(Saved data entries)
————————

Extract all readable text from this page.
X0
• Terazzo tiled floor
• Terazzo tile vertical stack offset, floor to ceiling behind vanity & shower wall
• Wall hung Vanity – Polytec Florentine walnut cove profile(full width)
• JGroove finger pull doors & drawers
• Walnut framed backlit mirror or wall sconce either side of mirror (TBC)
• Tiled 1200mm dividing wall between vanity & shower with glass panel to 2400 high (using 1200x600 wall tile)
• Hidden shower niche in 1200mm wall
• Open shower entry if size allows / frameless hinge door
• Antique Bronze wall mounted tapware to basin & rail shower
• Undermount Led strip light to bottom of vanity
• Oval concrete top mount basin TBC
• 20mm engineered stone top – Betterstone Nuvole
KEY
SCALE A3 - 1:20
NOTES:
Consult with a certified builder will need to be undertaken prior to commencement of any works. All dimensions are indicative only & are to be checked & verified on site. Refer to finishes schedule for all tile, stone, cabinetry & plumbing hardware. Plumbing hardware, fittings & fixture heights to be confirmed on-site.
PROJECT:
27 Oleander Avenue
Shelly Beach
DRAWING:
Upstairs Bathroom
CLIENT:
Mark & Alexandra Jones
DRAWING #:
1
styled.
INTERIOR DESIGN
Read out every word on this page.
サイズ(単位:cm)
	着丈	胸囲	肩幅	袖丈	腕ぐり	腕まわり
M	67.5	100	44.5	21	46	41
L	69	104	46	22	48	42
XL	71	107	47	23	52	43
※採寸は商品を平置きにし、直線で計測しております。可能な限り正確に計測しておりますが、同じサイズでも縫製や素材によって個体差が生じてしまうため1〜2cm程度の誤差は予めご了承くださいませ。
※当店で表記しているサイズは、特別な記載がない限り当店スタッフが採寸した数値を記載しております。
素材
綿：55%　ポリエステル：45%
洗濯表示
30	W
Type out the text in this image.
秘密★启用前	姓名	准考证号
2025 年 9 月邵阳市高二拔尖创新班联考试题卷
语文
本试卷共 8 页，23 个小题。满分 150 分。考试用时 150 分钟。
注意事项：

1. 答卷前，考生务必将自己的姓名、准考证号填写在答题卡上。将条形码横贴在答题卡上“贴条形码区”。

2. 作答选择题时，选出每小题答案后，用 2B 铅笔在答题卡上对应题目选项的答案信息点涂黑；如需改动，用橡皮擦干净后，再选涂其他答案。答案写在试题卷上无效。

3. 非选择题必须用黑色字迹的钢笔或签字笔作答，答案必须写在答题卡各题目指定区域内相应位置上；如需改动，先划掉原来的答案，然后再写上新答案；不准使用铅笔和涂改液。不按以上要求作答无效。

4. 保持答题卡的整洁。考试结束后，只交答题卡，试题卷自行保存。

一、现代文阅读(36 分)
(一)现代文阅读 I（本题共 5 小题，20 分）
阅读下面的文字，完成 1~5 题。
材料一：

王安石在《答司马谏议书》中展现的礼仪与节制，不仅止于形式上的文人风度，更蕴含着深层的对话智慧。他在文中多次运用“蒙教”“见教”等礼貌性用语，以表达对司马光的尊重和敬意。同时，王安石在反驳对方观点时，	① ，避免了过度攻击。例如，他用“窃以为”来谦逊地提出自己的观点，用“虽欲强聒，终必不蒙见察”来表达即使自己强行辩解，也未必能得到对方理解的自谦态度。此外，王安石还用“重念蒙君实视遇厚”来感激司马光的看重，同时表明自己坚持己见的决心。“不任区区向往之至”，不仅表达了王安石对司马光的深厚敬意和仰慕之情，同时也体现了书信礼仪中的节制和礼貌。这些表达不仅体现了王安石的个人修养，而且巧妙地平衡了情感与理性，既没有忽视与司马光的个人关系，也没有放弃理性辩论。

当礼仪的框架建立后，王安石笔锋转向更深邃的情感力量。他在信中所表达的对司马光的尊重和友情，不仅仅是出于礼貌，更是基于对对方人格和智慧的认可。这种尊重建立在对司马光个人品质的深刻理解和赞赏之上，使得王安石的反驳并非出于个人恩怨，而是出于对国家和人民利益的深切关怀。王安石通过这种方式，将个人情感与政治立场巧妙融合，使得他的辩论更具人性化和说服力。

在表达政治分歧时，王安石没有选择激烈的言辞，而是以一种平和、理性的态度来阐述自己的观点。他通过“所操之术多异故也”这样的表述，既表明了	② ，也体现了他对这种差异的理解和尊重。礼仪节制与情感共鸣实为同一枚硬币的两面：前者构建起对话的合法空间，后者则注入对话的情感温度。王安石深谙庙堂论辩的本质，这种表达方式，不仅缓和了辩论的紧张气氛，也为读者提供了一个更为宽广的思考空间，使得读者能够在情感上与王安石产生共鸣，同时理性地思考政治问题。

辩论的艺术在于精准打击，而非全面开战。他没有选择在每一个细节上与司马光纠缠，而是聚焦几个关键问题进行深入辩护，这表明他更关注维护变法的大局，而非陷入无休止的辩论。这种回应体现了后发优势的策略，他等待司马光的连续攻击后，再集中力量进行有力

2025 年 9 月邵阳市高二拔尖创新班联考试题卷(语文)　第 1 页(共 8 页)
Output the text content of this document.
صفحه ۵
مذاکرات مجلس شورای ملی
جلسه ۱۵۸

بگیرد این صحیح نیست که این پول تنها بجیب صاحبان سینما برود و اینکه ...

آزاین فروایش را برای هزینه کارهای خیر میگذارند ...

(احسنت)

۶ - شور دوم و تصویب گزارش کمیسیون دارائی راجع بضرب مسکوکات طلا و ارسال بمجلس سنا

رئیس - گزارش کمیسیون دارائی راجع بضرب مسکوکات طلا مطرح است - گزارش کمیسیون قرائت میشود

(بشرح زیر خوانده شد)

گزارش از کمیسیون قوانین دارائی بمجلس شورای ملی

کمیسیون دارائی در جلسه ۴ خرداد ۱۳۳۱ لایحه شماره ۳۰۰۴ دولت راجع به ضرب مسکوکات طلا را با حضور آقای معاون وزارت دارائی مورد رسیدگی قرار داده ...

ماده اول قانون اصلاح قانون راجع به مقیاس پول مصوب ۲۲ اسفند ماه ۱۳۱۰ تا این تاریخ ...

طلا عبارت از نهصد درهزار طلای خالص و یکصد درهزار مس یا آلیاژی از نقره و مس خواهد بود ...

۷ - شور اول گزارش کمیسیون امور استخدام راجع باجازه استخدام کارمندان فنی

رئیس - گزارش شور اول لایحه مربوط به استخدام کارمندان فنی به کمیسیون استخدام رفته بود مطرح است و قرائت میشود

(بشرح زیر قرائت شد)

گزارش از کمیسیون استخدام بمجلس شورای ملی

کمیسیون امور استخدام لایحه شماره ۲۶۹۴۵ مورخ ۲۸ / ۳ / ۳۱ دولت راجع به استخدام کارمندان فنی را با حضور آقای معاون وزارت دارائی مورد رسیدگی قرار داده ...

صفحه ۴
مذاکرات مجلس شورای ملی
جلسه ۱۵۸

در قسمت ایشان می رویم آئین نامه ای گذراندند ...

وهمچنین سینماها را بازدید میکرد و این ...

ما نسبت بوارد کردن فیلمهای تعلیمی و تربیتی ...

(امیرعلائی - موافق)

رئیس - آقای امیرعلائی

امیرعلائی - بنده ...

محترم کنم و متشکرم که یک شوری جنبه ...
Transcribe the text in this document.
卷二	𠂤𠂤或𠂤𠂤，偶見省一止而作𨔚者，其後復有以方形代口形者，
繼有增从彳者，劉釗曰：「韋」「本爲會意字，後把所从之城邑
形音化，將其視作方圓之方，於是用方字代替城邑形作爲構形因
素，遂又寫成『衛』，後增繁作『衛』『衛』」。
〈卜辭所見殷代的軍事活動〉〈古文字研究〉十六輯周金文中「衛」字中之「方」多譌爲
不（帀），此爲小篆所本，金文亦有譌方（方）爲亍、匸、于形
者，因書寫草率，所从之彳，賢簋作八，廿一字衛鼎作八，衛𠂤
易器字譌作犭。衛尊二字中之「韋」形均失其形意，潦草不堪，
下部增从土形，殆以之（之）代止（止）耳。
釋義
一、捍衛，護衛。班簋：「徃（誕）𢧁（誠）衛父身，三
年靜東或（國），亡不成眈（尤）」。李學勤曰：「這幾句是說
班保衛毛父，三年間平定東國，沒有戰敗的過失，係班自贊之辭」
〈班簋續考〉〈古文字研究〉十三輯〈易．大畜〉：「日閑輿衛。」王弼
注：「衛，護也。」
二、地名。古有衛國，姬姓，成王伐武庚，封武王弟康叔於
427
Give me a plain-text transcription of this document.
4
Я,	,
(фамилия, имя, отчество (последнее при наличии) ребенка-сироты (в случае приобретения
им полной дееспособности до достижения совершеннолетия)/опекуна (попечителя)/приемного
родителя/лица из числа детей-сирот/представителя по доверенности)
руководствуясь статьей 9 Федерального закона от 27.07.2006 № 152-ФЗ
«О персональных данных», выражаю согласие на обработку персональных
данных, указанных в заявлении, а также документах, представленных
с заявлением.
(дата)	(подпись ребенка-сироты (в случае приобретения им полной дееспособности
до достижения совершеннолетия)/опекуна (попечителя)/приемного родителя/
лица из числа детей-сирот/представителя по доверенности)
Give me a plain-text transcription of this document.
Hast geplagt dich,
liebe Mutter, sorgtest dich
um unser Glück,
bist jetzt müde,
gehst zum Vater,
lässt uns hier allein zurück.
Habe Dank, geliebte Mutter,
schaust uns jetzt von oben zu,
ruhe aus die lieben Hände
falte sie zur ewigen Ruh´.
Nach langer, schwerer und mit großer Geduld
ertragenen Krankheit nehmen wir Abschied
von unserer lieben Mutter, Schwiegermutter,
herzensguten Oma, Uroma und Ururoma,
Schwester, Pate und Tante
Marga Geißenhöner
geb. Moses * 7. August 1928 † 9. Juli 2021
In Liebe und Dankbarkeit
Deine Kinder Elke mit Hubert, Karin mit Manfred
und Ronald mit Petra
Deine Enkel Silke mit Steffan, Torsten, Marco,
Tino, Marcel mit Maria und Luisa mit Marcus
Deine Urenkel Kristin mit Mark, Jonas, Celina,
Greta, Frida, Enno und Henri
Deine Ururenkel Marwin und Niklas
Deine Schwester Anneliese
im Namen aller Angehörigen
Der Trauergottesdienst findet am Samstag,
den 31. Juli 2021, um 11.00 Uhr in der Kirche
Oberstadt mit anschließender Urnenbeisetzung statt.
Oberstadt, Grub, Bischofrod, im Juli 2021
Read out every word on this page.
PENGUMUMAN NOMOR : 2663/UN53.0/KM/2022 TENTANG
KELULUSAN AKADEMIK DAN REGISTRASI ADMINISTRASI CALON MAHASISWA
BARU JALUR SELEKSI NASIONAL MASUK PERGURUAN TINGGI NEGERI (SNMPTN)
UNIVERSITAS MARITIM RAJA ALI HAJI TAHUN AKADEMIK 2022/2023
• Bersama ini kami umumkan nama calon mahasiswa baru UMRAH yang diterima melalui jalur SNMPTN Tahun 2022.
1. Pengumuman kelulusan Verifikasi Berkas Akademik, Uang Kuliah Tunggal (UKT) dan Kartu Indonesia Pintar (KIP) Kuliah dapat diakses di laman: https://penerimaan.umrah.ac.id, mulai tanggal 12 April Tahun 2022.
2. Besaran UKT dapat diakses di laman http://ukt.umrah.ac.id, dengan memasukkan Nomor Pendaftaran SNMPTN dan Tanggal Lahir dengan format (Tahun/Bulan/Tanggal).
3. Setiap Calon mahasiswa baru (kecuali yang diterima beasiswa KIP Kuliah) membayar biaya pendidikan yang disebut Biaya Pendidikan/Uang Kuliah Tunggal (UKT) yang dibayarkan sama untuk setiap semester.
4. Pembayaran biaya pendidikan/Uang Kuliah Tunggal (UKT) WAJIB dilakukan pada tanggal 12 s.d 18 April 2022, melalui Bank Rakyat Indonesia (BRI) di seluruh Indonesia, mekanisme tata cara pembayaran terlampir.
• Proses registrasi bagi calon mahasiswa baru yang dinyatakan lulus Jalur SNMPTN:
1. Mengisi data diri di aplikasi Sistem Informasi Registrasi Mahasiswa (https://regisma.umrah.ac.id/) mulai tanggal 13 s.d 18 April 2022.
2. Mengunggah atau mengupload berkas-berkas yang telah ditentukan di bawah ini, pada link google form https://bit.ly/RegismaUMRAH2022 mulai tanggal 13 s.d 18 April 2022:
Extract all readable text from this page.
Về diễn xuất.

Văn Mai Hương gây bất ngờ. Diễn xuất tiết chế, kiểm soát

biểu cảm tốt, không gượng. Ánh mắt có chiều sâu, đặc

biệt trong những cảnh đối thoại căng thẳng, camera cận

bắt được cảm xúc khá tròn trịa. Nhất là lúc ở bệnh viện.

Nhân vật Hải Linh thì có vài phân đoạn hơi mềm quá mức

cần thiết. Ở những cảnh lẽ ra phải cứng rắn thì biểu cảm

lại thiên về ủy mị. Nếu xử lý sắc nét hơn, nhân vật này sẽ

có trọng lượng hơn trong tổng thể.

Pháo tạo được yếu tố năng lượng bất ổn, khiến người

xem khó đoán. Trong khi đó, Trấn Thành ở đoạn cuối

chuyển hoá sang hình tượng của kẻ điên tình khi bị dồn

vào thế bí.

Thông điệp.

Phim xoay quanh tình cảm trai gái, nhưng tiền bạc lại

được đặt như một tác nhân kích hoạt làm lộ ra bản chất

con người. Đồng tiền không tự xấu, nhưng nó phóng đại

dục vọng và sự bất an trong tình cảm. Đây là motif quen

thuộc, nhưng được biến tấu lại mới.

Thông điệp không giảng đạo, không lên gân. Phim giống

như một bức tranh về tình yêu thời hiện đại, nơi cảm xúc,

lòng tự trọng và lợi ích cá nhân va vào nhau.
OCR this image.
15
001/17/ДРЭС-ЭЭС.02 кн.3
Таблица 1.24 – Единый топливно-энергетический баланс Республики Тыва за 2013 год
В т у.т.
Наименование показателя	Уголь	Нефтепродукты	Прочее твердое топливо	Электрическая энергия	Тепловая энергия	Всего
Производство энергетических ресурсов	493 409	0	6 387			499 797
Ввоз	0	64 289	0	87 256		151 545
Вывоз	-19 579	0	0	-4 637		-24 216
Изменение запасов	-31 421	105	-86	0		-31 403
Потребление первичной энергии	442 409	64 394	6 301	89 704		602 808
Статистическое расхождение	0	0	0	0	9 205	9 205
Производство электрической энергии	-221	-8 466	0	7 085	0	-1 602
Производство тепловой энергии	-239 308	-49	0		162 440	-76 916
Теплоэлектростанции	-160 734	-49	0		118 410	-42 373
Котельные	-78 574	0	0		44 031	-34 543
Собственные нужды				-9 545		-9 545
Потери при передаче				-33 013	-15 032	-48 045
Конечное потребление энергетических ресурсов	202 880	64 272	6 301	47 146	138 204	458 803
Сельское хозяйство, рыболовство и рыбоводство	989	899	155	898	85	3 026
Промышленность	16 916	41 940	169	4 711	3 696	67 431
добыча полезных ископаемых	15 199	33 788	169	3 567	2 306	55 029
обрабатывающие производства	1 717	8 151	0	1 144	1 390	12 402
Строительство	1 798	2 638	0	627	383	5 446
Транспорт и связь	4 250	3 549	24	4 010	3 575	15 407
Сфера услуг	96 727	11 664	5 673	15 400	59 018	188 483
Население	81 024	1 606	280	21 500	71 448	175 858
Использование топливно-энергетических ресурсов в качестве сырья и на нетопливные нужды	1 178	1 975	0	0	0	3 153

————————

*TASK INSTRUCTIONS*: Report all lines of the data that include the word "lieben".

*SOLUTION FOR THIS EXERCISE*:
ruhe aus die lieben Hände
von unserer lieben Mutter, Schwiegermutter,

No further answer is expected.